*** Document passage ***

There is much less information on prevalence of mental health problems among refugee youth living in LMICs. This is a serious shortcoming, given that the vast majority of refugee populations in the world today reside in refugee camps or are resettled in lower income, non-Western countries. There is one review specific to youth mental health in these contexts (66) that notes the prevalence of psychological problems among refugee youth in LMIC are higher than local populations. A primary challenge to obtaining overall prevalence statistics is the lack of consistency and diversity of outcome measures used by researchers in these settings (66).

Relative to the overall body of literature on refugee youth mental health, there is a dearth of information on the prevalence of psychological disorders and distress in the youngest refugees. The few studies that do exist suggest that, among refugees aged 8 and under, up to 80% have problems including depression, anxiety/PTSD, and behavioral challenges (52). Comparatively, the age group that has received more attention is adolescents, with numerous studies looking more specifically at the mental health of unaccompanied minors s, acknowledged to be at particularly high risk for mental health problems (38). They are at greater risk of abuse and exploitation compared to accompanied youth (26, 45, 62, 97).

*** Data ***

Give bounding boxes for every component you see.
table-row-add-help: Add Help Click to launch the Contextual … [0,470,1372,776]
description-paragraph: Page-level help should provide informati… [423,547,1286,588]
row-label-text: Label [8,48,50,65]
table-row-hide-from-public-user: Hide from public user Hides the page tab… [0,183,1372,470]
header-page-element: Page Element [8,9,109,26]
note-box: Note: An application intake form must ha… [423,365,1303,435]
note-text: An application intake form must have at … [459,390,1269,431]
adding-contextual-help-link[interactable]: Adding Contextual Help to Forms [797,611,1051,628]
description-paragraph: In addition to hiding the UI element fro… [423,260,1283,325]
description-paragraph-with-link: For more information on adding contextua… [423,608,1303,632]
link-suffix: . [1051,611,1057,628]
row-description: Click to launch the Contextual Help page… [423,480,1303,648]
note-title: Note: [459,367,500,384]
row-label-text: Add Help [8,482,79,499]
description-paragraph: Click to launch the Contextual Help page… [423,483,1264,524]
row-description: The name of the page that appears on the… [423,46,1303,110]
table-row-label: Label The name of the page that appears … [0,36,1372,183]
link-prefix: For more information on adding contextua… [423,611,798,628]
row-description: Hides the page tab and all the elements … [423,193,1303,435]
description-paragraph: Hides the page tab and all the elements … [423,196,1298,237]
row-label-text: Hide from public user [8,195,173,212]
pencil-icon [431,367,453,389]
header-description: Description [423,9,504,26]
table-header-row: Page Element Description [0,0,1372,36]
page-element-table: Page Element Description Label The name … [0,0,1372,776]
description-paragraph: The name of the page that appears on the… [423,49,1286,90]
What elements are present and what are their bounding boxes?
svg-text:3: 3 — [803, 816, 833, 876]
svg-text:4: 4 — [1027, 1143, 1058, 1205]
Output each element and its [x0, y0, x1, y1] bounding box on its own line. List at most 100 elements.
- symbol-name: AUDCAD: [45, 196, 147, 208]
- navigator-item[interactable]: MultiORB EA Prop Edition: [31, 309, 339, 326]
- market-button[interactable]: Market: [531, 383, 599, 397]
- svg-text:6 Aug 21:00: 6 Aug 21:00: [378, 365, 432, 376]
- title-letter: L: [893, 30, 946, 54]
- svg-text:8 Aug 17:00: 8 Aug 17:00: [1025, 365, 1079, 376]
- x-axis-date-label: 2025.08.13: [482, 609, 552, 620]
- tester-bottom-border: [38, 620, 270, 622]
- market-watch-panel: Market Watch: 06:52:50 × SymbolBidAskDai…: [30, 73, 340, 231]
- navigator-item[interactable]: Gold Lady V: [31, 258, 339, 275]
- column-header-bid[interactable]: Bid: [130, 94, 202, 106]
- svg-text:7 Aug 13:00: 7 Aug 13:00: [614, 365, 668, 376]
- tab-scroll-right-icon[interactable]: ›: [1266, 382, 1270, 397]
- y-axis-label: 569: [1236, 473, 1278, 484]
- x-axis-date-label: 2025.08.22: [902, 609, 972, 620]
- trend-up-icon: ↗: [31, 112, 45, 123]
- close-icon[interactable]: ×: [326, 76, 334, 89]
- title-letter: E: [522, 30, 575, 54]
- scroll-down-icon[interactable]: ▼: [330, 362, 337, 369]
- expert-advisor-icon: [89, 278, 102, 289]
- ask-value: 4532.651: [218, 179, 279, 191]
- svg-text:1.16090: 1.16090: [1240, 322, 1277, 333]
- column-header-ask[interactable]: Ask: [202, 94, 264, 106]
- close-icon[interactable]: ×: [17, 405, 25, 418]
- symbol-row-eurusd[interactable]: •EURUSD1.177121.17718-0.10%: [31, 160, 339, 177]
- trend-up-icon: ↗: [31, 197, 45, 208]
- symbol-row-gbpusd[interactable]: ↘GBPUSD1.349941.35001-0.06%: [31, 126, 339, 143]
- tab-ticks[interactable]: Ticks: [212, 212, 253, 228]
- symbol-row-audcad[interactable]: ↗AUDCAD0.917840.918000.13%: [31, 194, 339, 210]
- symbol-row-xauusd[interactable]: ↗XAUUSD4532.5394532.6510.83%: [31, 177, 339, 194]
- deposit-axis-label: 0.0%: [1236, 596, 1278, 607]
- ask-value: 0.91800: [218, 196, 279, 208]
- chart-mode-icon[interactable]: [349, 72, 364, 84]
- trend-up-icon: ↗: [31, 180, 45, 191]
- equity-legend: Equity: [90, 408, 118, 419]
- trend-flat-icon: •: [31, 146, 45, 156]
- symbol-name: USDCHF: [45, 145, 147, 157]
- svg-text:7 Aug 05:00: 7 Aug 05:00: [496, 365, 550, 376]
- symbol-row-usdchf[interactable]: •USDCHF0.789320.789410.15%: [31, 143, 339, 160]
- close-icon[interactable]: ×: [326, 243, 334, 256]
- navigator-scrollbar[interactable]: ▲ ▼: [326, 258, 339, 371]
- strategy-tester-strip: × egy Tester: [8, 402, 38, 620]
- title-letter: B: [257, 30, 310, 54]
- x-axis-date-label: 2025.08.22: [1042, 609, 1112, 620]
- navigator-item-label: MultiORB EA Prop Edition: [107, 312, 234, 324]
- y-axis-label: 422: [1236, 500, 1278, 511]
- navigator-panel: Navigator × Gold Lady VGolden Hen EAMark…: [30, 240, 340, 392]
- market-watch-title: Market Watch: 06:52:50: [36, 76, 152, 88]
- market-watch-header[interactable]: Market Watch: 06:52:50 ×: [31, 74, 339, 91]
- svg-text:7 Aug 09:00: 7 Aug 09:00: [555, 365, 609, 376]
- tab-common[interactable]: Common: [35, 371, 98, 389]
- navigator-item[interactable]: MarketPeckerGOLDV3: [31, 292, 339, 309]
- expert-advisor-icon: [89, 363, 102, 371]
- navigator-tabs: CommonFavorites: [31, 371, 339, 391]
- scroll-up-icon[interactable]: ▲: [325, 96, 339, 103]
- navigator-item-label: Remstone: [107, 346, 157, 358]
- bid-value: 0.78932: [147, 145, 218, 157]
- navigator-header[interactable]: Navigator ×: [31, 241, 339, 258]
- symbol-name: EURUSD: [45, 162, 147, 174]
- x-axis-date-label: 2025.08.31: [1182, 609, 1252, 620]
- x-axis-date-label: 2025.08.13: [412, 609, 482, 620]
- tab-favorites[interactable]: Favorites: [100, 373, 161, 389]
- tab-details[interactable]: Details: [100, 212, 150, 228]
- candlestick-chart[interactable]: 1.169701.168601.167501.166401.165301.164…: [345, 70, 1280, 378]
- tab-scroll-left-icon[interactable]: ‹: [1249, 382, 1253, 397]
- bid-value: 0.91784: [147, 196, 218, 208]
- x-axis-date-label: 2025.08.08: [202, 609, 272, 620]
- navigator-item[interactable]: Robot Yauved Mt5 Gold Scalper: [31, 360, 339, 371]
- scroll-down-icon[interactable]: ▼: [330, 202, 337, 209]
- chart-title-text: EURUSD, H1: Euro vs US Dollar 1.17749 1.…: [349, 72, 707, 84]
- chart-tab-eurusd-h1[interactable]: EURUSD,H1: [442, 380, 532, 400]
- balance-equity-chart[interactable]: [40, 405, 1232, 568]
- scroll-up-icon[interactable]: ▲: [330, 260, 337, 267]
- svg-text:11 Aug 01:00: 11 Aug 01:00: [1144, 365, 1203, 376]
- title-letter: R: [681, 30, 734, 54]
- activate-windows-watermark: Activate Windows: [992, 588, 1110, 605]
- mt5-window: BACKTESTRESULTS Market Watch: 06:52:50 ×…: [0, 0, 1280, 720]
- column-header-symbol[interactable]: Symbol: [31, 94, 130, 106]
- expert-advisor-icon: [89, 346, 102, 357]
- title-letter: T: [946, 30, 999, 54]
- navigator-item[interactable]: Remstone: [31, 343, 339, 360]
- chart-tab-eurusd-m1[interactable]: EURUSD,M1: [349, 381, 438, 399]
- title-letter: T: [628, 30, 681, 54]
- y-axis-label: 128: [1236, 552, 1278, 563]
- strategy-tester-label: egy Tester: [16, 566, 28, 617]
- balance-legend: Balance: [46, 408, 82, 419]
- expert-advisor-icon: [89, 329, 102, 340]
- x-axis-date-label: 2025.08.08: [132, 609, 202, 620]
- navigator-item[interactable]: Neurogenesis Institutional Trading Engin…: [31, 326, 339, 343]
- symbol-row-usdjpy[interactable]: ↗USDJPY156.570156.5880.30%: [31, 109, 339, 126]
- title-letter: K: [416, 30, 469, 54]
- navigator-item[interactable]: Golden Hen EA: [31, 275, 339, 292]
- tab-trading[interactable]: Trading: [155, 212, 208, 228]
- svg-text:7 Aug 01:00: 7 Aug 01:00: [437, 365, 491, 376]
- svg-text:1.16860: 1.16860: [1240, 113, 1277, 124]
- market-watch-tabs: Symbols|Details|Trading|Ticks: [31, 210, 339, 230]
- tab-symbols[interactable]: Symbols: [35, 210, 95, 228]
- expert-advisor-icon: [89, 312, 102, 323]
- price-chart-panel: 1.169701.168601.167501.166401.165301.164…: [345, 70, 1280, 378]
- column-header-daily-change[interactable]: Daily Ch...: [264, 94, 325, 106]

***

__Work request A__. In the passage on refugee youth mental health, rewrite the part from "Relative to the" to "45, 62, 97).", substituting "teenagers" for "adolescents".
__Work request B__. According to the passage on refugee youth mental health, what is a primary challenge to obtaining overall prevalence statistics in LMICs?
__Work request C__. Continue the passage on refugee youth mental health from its last sentence.

__Answer section A__.
Relative to the overall body of literature on refugee youth mental health, there is a dearth of information on the prevalence of psychological disorders and distress in the youngest refugees. The few studies that do exist suggest that, among refugees aged 8 and under, up to 80% have problems including depression, anxiety/PTSD, and behavioral challenges (52). Comparatively, the age group that has received more attention is teenagers, with numerous studies looking more specifically at the mental health of unaccompanied minors s, acknowledged to be at particularly high risk for mental health problems (38). They are at greater risk of abuse and exploitation compared to accompanied youth (26, 45, 62, 97).

__Answer section B__. The lack of consistency and diversity of outcome measures used by researchers in these settings.

__Answer section C__.
One of the challenges in refugee youth psychiatric epidemiology is the lack of prospective longitudinal data. Those studies that exist typically follow up with youth one to three years after baseline assessments. Although this is certainly better than having no information, it provides limited insight into long-term psychosocial functioning of youth into adulthood and prevents researchers from identifying causal mechanisms of change. To date, one of the longest follow-up studies (12 years) specific to refugees who were children and youth at time of third country resettlement was conducted by Sack et al. (77) among Cambodian refugees in the United States. A recent systematic review on longitudinal studies of PTSD among refugee youth found that symptoms and diagnoses of PTSD are relatively consistent over time (89).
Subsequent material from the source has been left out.